Go through the entries one line at a time, and gather every line that has the word "оценки".

• • • • • • •

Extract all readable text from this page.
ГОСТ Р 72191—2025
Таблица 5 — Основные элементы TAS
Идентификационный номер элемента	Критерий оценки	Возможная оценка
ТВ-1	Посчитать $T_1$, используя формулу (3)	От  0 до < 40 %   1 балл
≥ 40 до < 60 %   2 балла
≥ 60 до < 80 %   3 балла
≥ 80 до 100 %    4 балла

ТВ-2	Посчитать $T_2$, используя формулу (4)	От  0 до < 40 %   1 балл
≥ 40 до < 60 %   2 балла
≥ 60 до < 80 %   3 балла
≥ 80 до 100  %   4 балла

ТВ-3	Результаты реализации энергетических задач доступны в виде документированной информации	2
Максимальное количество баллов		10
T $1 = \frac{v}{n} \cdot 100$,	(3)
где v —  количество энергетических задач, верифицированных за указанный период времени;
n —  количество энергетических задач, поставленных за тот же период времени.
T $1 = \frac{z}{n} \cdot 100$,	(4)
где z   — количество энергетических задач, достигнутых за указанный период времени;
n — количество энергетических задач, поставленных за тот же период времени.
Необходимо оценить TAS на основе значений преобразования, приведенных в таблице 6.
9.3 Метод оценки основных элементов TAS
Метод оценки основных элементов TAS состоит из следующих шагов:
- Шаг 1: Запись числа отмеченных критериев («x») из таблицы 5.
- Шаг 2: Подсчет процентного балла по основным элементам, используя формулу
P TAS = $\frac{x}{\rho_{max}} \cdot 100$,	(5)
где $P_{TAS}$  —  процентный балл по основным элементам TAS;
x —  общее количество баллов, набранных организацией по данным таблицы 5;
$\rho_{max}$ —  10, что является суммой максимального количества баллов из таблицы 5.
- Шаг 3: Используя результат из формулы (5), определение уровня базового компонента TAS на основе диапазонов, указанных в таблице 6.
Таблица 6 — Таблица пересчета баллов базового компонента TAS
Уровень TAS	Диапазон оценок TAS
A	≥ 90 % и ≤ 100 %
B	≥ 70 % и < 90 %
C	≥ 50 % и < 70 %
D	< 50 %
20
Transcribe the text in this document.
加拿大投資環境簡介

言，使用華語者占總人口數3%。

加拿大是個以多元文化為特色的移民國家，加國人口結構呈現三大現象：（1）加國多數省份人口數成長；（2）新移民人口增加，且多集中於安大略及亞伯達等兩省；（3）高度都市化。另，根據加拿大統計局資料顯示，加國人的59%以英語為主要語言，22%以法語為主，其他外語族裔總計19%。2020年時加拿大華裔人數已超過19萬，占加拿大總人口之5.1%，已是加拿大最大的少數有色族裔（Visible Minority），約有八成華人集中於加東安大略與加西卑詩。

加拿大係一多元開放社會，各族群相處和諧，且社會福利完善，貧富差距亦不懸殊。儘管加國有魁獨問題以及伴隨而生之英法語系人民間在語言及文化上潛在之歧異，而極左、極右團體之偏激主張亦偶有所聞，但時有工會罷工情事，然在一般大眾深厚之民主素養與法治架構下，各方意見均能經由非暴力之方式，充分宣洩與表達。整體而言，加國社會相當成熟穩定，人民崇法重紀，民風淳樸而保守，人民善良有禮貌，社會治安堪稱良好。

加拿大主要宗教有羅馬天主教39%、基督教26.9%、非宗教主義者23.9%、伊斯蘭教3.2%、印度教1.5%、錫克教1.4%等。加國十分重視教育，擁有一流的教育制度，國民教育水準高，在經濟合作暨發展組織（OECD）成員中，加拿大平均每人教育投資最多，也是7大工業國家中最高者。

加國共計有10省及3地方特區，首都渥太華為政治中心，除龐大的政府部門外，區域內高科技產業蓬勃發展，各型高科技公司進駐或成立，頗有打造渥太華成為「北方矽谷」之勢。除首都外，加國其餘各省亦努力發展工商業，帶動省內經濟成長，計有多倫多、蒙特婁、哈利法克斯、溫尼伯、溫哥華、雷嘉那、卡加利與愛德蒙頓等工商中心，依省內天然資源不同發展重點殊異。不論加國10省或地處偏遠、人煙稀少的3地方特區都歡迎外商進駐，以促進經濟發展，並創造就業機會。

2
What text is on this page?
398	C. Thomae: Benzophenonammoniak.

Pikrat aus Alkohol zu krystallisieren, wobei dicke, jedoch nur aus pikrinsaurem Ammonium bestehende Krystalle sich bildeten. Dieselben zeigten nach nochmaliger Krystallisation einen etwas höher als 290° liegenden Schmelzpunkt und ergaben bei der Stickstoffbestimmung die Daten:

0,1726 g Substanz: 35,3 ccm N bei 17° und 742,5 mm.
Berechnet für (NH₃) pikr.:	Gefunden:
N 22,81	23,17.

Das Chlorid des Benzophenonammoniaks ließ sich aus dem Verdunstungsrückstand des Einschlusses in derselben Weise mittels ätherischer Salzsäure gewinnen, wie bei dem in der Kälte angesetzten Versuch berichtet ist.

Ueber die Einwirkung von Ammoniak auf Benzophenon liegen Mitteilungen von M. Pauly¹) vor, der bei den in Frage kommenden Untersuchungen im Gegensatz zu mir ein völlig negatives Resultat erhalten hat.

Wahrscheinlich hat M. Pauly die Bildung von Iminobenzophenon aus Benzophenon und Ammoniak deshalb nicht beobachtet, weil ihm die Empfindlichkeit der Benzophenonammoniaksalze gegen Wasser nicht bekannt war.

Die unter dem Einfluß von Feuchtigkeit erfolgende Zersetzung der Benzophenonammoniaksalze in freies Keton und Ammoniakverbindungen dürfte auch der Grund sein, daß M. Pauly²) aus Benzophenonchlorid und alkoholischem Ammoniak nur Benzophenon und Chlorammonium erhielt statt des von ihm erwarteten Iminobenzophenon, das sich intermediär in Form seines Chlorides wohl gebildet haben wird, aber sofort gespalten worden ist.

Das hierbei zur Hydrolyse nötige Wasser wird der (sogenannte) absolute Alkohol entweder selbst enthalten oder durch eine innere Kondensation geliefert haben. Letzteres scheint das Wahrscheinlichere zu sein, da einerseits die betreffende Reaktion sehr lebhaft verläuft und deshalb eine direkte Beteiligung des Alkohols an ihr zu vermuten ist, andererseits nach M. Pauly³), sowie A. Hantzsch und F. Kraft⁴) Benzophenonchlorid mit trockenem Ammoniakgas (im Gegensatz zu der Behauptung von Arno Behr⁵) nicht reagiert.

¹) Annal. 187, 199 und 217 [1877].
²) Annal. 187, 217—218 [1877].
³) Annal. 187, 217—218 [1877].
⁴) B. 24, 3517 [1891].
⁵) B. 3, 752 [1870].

• • • • • • •

> REPLY TO THE TASK
Идентификационный номер элемента	Критерий оценки	Возможная оценка
9.3 Метод оценки основных элементов TAS
Метод оценки основных элементов TAS состоит из следующих шагов:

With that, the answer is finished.